→ DATA PROVIDED:
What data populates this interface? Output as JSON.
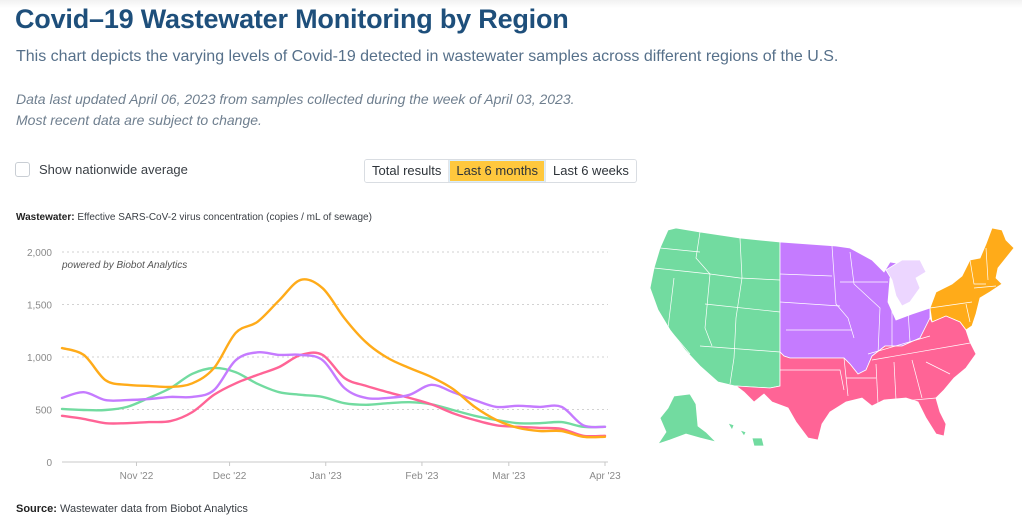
{
  "header": {
    "title": "Covid–19 Wastewater Monitoring by Region",
    "subtitle": "This chart depicts the varying levels of Covid-19 detected in wastewater samples across different regions of the U.S.",
    "updated_line1": "Data last updated April 06, 2023 from samples collected during the week of April 03, 2023.",
    "updated_line2": "Most recent data are subject to change."
  },
  "controls": {
    "nationwide_checkbox_label": "Show nationwide average",
    "nationwide_checked": false,
    "range_buttons": [
      {
        "label": "Total results",
        "active": false
      },
      {
        "label": "Last 6 months",
        "active": true
      },
      {
        "label": "Last 6 weeks",
        "active": false
      }
    ]
  },
  "caption": {
    "bold": "Wastewater:",
    "text": " Effective SARS-CoV-2 virus concentration (copies / mL of sewage)"
  },
  "source": {
    "bold": "Source:",
    "text": " Wastewater data from Biobot Analytics"
  },
  "colors": {
    "northeast": "#ffab19",
    "midwest": "#c57bff",
    "west": "#72dba0",
    "south": "#ff6496",
    "michigan_light": "#ecd6ff",
    "accent_button": "#ffc83d",
    "title": "#1e4f7b"
  },
  "chart_data": {
    "type": "line",
    "title": "",
    "watermark": "powered by Biobot Analytics",
    "xlabel": "",
    "ylabel": "Effective SARS-CoV-2 virus concentration (copies / mL of sewage)",
    "ylim": [
      0,
      2000
    ],
    "yticks": [
      0,
      500,
      1000,
      1500,
      2000
    ],
    "ytick_labels": [
      "0",
      "500",
      "1,000",
      "1,500",
      "2,000"
    ],
    "x_start": "2022-10-08",
    "x_step_days": 7,
    "xticks": [
      {
        "label": "Nov '22",
        "date": "2022-11-01"
      },
      {
        "label": "Dec '22",
        "date": "2022-12-01"
      },
      {
        "label": "Jan '23",
        "date": "2023-01-01"
      },
      {
        "label": "Feb '23",
        "date": "2023-02-01"
      },
      {
        "label": "Mar '23",
        "date": "2023-03-01"
      },
      {
        "label": "Apr '23",
        "date": "2023-04-01"
      }
    ],
    "grid": true,
    "legend": "none (regions identified by map colors)",
    "series": [
      {
        "name": "Northeast",
        "color": "#ffab19",
        "values": [
          1085,
          1020,
          780,
          735,
          725,
          715,
          750,
          895,
          1230,
          1335,
          1540,
          1735,
          1655,
          1370,
          1140,
          990,
          895,
          810,
          695,
          525,
          400,
          325,
          295,
          295,
          240,
          240
        ]
      },
      {
        "name": "Midwest",
        "color": "#c57bff",
        "values": [
          610,
          665,
          590,
          590,
          600,
          620,
          620,
          685,
          970,
          1045,
          1020,
          1020,
          970,
          705,
          610,
          610,
          640,
          735,
          665,
          590,
          525,
          535,
          525,
          525,
          350,
          335
        ]
      },
      {
        "name": "West",
        "color": "#72dba0",
        "values": [
          505,
          495,
          495,
          525,
          610,
          705,
          840,
          895,
          855,
          745,
          665,
          640,
          620,
          560,
          545,
          560,
          570,
          550,
          495,
          440,
          400,
          370,
          370,
          380,
          335,
          335
        ]
      },
      {
        "name": "South",
        "color": "#ff6496",
        "values": [
          440,
          410,
          370,
          370,
          380,
          390,
          475,
          640,
          750,
          830,
          905,
          1020,
          1020,
          800,
          725,
          665,
          610,
          550,
          465,
          400,
          350,
          335,
          325,
          315,
          250,
          250
        ]
      }
    ]
  }
}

→ YOUR ASSIGNMENT: Report all lines in the listing above that contain the word "text".

→ EXERCISE RESPONSE:
    "text": " Effective SARS-CoV-2 virus concentration (copies / mL of sewage)"
    "text": " Wastewater data from Biobot Analytics"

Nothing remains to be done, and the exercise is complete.